__Entries__
++++++

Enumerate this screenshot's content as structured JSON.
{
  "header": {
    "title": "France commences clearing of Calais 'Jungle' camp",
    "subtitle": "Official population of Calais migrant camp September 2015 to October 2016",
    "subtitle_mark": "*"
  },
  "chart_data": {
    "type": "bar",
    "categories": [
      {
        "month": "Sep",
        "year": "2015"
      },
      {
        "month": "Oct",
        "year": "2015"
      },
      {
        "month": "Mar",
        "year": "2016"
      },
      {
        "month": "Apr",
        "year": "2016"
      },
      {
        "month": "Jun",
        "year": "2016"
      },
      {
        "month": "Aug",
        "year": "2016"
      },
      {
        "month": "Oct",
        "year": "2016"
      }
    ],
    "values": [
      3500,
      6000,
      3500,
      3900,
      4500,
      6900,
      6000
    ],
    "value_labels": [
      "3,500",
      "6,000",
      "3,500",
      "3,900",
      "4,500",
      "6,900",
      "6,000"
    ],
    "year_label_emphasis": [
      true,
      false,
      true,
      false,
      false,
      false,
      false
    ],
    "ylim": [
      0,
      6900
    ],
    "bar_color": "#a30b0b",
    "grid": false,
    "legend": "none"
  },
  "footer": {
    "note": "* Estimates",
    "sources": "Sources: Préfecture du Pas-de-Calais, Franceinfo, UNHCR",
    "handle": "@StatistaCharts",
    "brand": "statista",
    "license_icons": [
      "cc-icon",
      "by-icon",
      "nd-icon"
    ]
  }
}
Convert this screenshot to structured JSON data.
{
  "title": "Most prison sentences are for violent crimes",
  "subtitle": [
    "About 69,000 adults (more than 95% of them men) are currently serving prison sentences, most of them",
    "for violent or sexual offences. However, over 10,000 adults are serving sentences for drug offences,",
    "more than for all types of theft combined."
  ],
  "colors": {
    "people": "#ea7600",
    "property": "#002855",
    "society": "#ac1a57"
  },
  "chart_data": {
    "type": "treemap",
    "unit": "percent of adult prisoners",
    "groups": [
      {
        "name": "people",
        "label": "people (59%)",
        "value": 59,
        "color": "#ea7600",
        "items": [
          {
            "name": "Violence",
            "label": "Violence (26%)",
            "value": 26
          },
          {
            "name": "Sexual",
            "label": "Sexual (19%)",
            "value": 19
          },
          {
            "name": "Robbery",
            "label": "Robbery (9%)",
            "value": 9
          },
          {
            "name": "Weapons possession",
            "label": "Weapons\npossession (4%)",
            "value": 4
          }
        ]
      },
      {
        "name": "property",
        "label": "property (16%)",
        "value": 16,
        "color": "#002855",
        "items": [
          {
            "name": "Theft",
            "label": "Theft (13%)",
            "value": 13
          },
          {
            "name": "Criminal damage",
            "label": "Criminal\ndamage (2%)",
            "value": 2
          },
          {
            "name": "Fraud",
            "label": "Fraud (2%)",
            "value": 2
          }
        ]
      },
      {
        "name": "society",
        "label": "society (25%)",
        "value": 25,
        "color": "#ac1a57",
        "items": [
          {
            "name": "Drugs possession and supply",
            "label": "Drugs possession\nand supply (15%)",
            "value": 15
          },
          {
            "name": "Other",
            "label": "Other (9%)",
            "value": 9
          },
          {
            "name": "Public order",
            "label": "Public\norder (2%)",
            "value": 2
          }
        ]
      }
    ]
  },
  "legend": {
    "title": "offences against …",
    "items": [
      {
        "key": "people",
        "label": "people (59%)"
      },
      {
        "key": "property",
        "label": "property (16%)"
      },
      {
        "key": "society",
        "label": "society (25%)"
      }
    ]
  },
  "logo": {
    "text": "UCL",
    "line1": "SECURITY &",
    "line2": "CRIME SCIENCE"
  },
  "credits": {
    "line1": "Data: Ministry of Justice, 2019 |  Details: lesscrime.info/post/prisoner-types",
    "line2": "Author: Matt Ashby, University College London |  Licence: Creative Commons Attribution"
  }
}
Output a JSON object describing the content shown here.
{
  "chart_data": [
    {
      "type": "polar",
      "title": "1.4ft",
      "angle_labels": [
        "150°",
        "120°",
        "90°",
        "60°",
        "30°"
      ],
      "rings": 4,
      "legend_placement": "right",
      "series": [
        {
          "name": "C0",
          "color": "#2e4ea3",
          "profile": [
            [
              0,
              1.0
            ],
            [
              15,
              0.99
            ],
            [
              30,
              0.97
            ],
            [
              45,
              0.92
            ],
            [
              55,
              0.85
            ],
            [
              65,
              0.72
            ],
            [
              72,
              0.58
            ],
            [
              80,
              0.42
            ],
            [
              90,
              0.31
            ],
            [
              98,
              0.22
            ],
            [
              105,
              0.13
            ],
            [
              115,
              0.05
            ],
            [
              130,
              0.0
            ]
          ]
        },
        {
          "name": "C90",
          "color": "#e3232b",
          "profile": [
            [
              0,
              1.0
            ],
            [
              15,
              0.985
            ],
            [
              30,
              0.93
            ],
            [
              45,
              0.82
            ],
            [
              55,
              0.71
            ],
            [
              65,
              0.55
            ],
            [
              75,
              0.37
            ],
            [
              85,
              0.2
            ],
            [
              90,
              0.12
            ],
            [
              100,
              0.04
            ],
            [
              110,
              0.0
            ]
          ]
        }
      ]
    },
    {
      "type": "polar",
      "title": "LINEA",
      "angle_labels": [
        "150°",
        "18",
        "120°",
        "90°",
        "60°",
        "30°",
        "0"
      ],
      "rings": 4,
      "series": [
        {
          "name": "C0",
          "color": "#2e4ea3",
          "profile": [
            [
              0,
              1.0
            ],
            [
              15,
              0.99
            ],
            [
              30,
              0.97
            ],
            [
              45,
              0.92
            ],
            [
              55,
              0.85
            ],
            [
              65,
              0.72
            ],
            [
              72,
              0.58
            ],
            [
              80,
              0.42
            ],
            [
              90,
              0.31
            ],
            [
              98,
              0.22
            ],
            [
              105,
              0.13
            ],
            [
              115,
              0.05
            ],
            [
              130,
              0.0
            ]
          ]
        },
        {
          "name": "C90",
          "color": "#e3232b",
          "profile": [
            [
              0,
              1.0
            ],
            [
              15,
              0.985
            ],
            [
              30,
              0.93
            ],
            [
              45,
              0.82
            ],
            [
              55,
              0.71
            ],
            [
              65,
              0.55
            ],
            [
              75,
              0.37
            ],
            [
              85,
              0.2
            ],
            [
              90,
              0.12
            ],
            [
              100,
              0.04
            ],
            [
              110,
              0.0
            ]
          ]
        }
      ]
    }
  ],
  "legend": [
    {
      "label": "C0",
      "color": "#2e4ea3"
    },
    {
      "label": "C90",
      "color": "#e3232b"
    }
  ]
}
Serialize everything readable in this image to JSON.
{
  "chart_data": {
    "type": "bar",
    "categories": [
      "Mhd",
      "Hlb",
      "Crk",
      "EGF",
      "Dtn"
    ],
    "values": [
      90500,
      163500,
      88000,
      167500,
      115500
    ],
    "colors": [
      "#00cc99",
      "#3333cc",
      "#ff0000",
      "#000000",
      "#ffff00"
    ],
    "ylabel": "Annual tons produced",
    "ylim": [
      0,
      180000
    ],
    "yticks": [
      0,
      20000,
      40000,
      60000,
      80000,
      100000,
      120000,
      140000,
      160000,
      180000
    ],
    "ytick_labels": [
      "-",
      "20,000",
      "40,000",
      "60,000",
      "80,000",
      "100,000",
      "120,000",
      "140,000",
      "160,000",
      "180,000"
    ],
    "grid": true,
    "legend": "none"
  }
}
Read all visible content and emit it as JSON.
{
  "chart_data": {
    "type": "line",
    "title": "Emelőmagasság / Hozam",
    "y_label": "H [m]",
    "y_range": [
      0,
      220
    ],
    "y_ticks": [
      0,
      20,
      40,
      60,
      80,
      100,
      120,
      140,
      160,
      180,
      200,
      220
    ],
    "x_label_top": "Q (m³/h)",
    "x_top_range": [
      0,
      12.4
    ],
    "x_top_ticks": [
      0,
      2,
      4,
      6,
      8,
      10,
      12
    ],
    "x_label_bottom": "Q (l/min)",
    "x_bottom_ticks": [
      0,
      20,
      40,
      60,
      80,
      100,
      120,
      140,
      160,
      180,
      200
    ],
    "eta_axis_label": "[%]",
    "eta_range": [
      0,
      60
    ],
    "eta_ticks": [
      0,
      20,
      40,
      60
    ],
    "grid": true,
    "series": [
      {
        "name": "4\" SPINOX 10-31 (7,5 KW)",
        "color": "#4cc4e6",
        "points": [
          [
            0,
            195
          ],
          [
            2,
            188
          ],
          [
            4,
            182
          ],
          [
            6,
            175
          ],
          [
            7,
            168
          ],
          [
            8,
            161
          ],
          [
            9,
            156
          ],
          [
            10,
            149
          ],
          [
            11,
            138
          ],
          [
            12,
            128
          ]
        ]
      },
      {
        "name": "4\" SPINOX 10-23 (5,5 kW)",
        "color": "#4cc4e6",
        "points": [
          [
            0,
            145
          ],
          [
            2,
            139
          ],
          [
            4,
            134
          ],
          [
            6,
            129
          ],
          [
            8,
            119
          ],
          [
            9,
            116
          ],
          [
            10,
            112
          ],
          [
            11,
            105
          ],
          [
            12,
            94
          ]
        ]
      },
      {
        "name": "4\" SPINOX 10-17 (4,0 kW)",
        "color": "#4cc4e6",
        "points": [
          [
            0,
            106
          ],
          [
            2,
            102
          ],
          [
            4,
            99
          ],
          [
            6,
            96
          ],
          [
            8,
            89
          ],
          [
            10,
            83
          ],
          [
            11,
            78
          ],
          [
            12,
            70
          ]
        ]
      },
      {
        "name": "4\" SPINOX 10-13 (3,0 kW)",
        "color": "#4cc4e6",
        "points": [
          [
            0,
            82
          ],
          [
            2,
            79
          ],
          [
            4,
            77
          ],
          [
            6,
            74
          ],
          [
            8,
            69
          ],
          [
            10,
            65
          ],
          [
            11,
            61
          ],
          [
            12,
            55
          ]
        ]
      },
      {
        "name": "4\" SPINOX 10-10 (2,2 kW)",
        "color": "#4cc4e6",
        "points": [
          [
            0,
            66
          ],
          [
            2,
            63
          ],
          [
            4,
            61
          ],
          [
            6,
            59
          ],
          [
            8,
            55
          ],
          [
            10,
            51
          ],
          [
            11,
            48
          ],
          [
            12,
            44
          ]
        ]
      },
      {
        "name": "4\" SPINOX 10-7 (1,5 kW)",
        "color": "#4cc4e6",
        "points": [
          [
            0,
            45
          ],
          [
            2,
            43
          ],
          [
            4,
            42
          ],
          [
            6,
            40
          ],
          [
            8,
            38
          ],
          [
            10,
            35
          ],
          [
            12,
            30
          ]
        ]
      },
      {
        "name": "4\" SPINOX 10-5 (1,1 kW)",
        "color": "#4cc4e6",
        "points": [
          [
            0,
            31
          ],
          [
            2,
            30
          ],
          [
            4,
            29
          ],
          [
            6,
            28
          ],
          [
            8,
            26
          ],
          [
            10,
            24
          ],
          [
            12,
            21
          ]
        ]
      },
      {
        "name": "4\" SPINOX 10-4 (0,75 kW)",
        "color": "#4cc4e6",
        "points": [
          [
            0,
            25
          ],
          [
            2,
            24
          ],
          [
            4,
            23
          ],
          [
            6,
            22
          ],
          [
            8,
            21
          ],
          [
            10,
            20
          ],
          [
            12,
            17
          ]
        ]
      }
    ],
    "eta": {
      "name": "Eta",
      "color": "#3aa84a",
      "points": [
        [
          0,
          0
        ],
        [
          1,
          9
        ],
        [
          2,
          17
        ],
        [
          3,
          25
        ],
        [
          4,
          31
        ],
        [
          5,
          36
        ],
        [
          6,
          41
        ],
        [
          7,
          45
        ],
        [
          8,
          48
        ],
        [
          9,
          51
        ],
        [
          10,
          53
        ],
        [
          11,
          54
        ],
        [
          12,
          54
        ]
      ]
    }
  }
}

++++++

Find the lines above that contain the word "Calais" and collect them.

    "title": "France commences clearing of Calais 'Jungle' camp",
    "subtitle": "Official population of Calais migrant camp September 2015 to October 2016",
    "sources": "Sources: Préfecture du Pas-de-Calais, Franceinfo, UNHCR",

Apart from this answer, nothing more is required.